PROVIDED DATA:
# # #

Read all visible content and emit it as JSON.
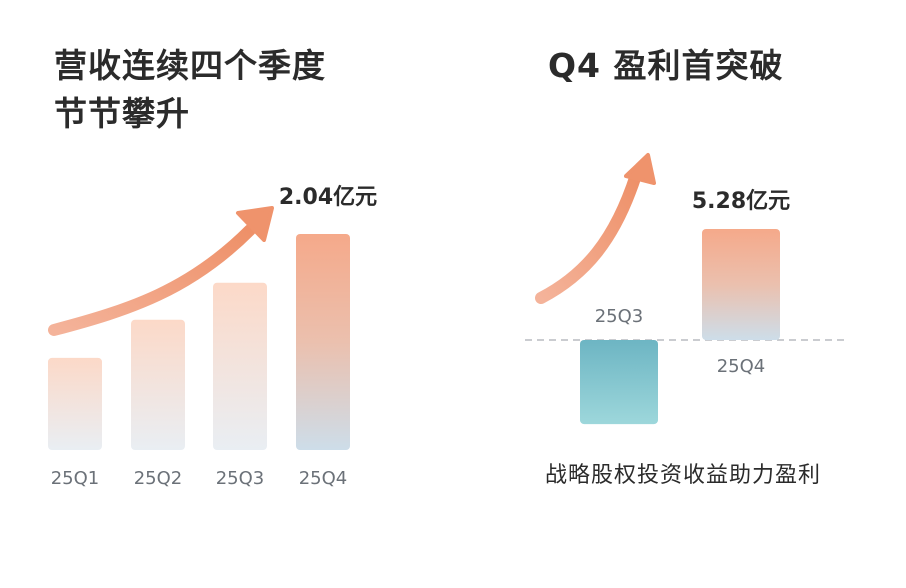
{
  "colors": {
    "bar_top": "#f4a98a",
    "bar_bottom": "#e8eef4",
    "q4_bottom": "#cfdde9",
    "arrow": "#ef9a76",
    "loss_top": "#6fb8c4",
    "loss_bottom": "#9ad6da",
    "text": "#2b2b2b",
    "label": "#6b7178",
    "baseline": "#b9bcc0"
  },
  "chart_data": [
    {
      "type": "bar",
      "title_lines": [
        "营收连续四个季度",
        "节节攀升"
      ],
      "categories": [
        "25Q1",
        "25Q2",
        "25Q3",
        "25Q4"
      ],
      "values": [
        0.87,
        1.23,
        1.58,
        2.04
      ],
      "data_labels": [
        null,
        null,
        null,
        "2.04亿元"
      ],
      "ylim": [
        0,
        2.04
      ],
      "trend_arrow": "up",
      "grid": false
    },
    {
      "type": "bar",
      "title": "Q4 盈利首突破",
      "categories": [
        "25Q3",
        "25Q4"
      ],
      "values": [
        -4.0,
        5.28
      ],
      "data_labels": [
        null,
        "5.28亿元"
      ],
      "zero_line": "dashed",
      "trend_arrow": "up",
      "caption": "战略股权投资收益助力盈利",
      "grid": false
    }
  ]
}
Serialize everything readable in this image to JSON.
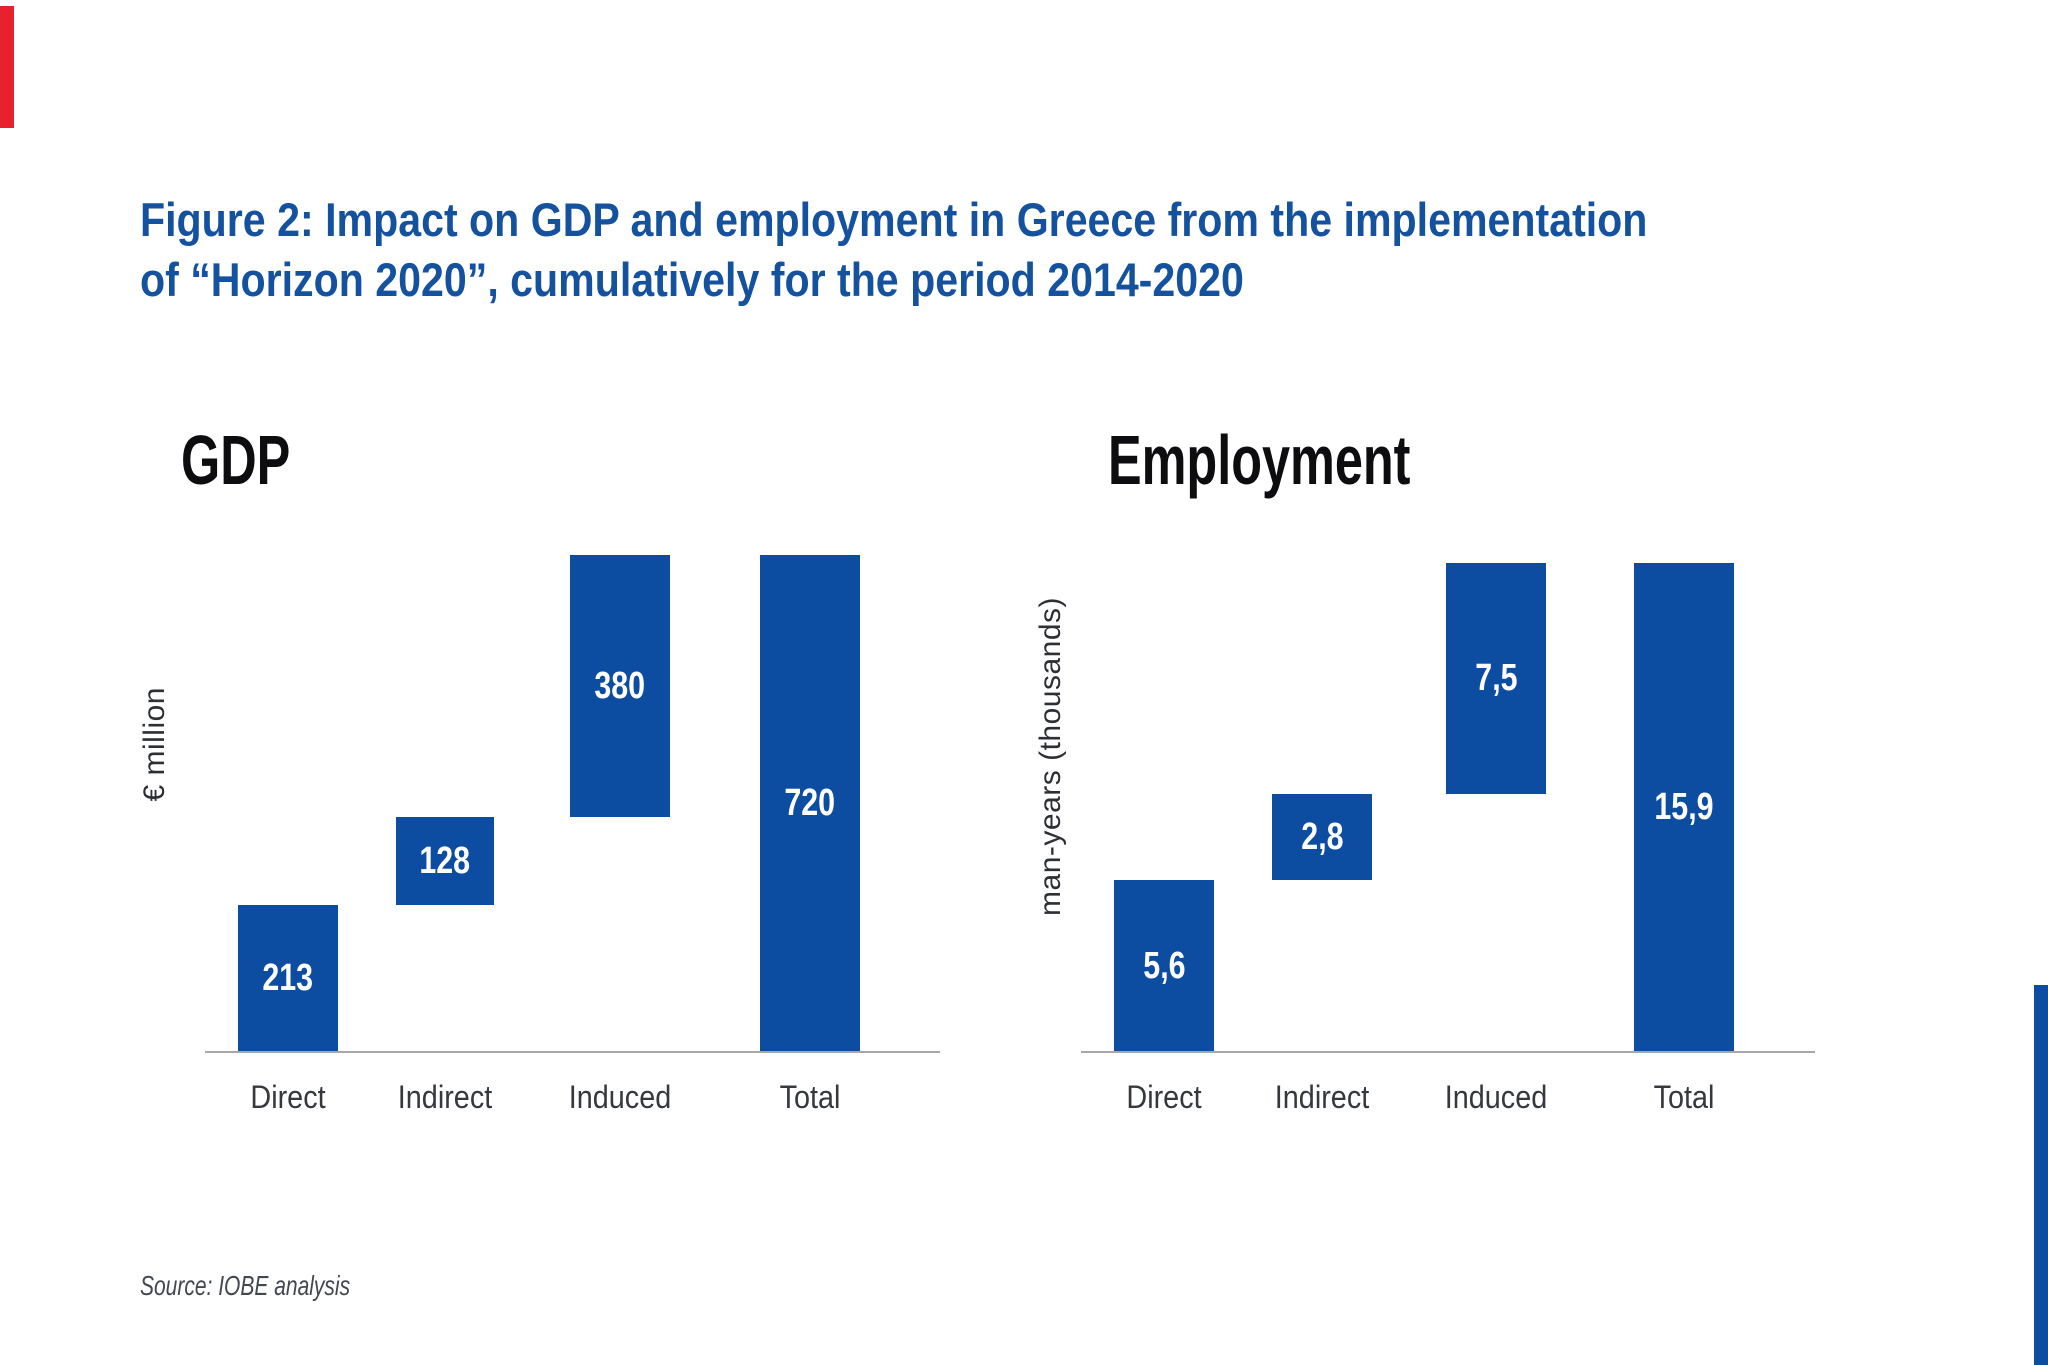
{
  "figure": {
    "title_line1": "Figure 2: Impact on GDP and employment in Greece from the implementation",
    "title_line2": "of “Horizon 2020”, cumulatively for the period 2014-2020",
    "source": "Source: IOBE analysis"
  },
  "colors": {
    "bar_blue": "#0d4da1",
    "title_blue": "#14519f",
    "accent_red": "#e8212e",
    "axis_gray": "#a7a7a7",
    "heading_black": "#0d0d0f",
    "value_label_white": "#ffffff"
  },
  "chart_data": [
    {
      "type": "bar",
      "subtype": "waterfall",
      "title": "GDP",
      "ylabel": "€ million",
      "categories": [
        "Direct",
        "Indirect",
        "Induced",
        "Total"
      ],
      "values": [
        213,
        128,
        380,
        720
      ],
      "segment_start": [
        0,
        213,
        341,
        0
      ],
      "segment_end": [
        213,
        341,
        721,
        720
      ],
      "display_values": [
        "213",
        "128",
        "380",
        "720"
      ],
      "ylim": [
        0,
        730
      ],
      "grid": false,
      "legend": false,
      "bar_color": "#0d4da1",
      "value_label_position": "center-inside"
    },
    {
      "type": "bar",
      "subtype": "waterfall",
      "title": "Employment",
      "ylabel": "man-years (thousands)",
      "categories": [
        "Direct",
        "Indirect",
        "Induced",
        "Total"
      ],
      "values": [
        5.6,
        2.8,
        7.5,
        15.9
      ],
      "segment_start": [
        0,
        5.6,
        8.4,
        0
      ],
      "segment_end": [
        5.6,
        8.4,
        15.9,
        15.9
      ],
      "display_values": [
        "5,6",
        "2,8",
        "7,5",
        "15,9"
      ],
      "ylim": [
        0,
        15.9
      ],
      "grid": false,
      "legend": false,
      "bar_color": "#0d4da1",
      "value_label_position": "center-inside"
    }
  ]
}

# # #

EXERCISE: Return the listing above unchanged, apart from dropping its pictures.

SOLUTION TO THIS EXERCISE:
Read all visible content and emit it as JSON.
{
  "colors": {
    "bar_top": "#f4a98a",
    "bar_bottom": "#e8eef4",
    "q4_bottom": "#cfdde9",
    "arrow": "#ef9a76",
    "loss_top": "#6fb8c4",
    "loss_bottom": "#9ad6da",
    "text": "#2b2b2b",
    "label": "#6b7178",
    "baseline": "#b9bcc0"
  },
  "chart_data": [
    {
      "type": "bar",
      "title_lines": [
        "营收连续四个季度",
        "节节攀升"
      ],
      "categories": [
        "25Q1",
        "25Q2",
        "25Q3",
        "25Q4"
      ],
      "values": [
        0.87,
        1.23,
        1.58,
        2.04
      ],
      "data_labels": [
        null,
        null,
        null,
        "2.04亿元"
      ],
      "ylim": [
        0,
        2.04
      ],
      "trend_arrow": "up",
      "grid": false
    },
    {
      "type": "bar",
      "title": "Q4 盈利首突破",
      "categories": [
        "25Q3",
        "25Q4"
      ],
      "values": [
        -4.0,
        5.28
      ],
      "data_labels": [
        null,
        "5.28亿元"
      ],
      "zero_line": "dashed",
      "trend_arrow": "up",
      "caption": "战略股权投资收益助力盈利",
      "grid": false
    }
  ]
}
Serialize everything readable in this image to JSON.
{
  "figure": {
    "title_line1": "Figure 2: Impact on GDP and employment in Greece from the implementation",
    "title_line2": "of “Horizon 2020”, cumulatively for the period 2014-2020",
    "source": "Source: IOBE analysis"
  },
  "colors": {
    "bar_blue": "#0d4da1",
    "title_blue": "#14519f",
    "accent_red": "#e8212e",
    "axis_gray": "#a7a7a7",
    "heading_black": "#0d0d0f",
    "value_label_white": "#ffffff"
  },
  "chart_data": [
    {
      "type": "bar",
      "subtype": "waterfall",
      "title": "GDP",
      "ylabel": "€ million",
      "categories": [
        "Direct",
        "Indirect",
        "Induced",
        "Total"
      ],
      "values": [
        213,
        128,
        380,
        720
      ],
      "segment_start": [
        0,
        213,
        341,
        0
      ],
      "segment_end": [
        213,
        341,
        721,
        720
      ],
      "display_values": [
        "213",
        "128",
        "380",
        "720"
      ],
      "ylim": [
        0,
        730
      ],
      "grid": false,
      "legend": false,
      "bar_color": "#0d4da1",
      "value_label_position": "center-inside"
    },
    {
      "type": "bar",
      "subtype": "waterfall",
      "title": "Employment",
      "ylabel": "man-years (thousands)",
      "categories": [
        "Direct",
        "Indirect",
        "Induced",
        "Total"
      ],
      "values": [
        5.6,
        2.8,
        7.5,
        15.9
      ],
      "segment_start": [
        0,
        5.6,
        8.4,
        0
      ],
      "segment_end": [
        5.6,
        8.4,
        15.9,
        15.9
      ],
      "display_values": [
        "5,6",
        "2,8",
        "7,5",
        "15,9"
      ],
      "ylim": [
        0,
        15.9
      ],
      "grid": false,
      "legend": false,
      "bar_color": "#0d4da1",
      "value_label_position": "center-inside"
    }
  ]
}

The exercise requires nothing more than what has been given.